→ **Written exercise**
Looking at the data below, count the lines that contain the string "Woven". Write only the total.

Source records
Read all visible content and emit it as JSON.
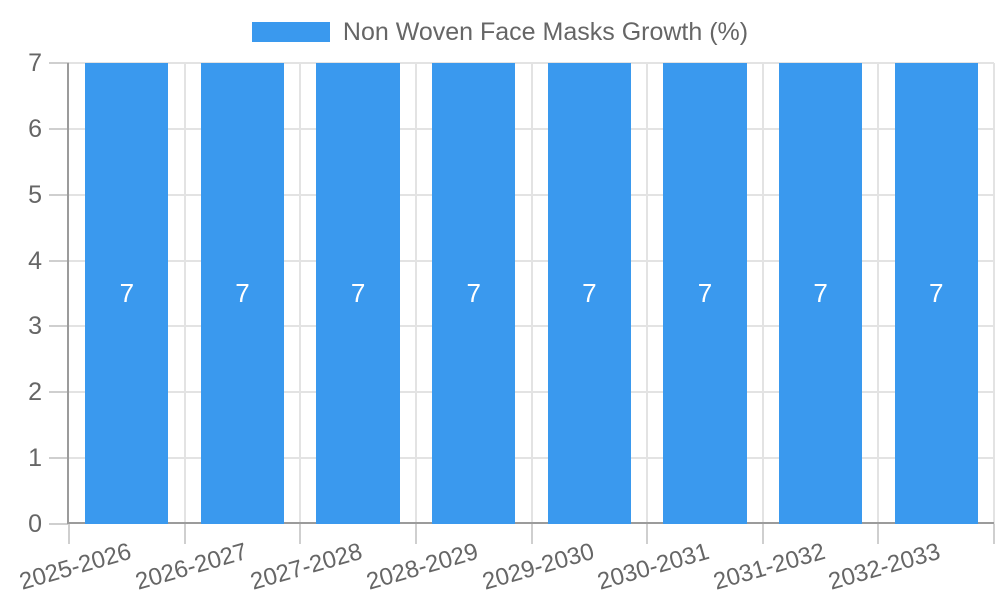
{
  "legend": {
    "label": "Non Woven Face Masks Growth (%)"
  },
  "colors": {
    "bar": "#3a99ee",
    "grid": "#e3e3e3",
    "tick": "#cfcfcf",
    "axis": "#9b9b9b",
    "text": "#666666",
    "bar_label": "#ffffff"
  },
  "chart_data": {
    "type": "bar",
    "title": "",
    "xlabel": "",
    "ylabel": "",
    "categories": [
      "2025-2026",
      "2026-2027",
      "2027-2028",
      "2028-2029",
      "2029-2030",
      "2030-2031",
      "2031-2032",
      "2032-2033"
    ],
    "series": [
      {
        "name": "Non Woven Face Masks Growth (%)",
        "values": [
          7,
          7,
          7,
          7,
          7,
          7,
          7,
          7
        ]
      }
    ],
    "values": [
      7,
      7,
      7,
      7,
      7,
      7,
      7,
      7
    ],
    "yticks": [
      0,
      1,
      2,
      3,
      4,
      5,
      6,
      7
    ],
    "ylim": [
      0,
      7
    ],
    "grid": true,
    "legend_position": "top",
    "bar_labels": true
  }
}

→ **Correct answer**
2